→ **Problem details**: Pick out all lines with the word "巅城LZ" from the records that follow.

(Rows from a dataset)
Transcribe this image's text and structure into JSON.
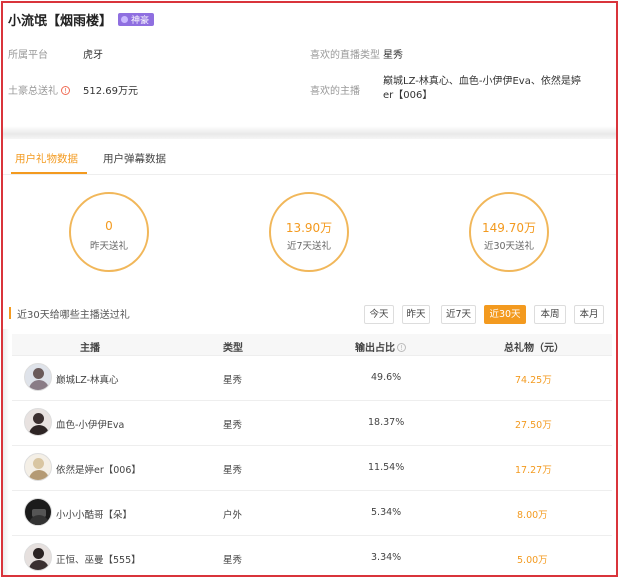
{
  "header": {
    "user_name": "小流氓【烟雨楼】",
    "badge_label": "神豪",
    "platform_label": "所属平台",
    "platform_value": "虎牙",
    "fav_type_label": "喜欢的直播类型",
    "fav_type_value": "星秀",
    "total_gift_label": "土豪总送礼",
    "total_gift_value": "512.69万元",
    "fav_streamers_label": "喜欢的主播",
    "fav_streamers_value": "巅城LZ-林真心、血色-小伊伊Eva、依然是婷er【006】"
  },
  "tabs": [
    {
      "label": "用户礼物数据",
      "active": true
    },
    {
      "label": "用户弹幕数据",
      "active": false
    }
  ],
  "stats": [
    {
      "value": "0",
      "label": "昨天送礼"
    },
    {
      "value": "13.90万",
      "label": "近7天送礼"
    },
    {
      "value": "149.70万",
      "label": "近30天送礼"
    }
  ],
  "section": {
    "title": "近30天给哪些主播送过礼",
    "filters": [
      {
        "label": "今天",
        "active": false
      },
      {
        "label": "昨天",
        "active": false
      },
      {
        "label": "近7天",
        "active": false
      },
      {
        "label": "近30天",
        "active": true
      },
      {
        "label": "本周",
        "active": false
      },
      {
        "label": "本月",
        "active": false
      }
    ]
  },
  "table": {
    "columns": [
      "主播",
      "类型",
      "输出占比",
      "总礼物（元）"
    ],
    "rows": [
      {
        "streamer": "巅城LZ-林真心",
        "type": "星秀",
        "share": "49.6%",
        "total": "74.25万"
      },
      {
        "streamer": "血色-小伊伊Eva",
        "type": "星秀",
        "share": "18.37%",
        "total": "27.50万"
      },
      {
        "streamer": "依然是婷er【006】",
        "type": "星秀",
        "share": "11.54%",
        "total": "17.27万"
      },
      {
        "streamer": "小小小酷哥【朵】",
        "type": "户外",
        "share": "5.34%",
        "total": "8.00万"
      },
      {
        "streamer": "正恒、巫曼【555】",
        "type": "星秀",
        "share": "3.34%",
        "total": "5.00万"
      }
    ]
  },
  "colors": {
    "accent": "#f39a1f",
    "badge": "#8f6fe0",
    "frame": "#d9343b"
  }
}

→ **Solved exercise**:
    "fav_streamers_value": "巅城LZ-林真心、血色-小伊伊Eva、依然是婷er【006】"
        "streamer": "巅城LZ-林真心",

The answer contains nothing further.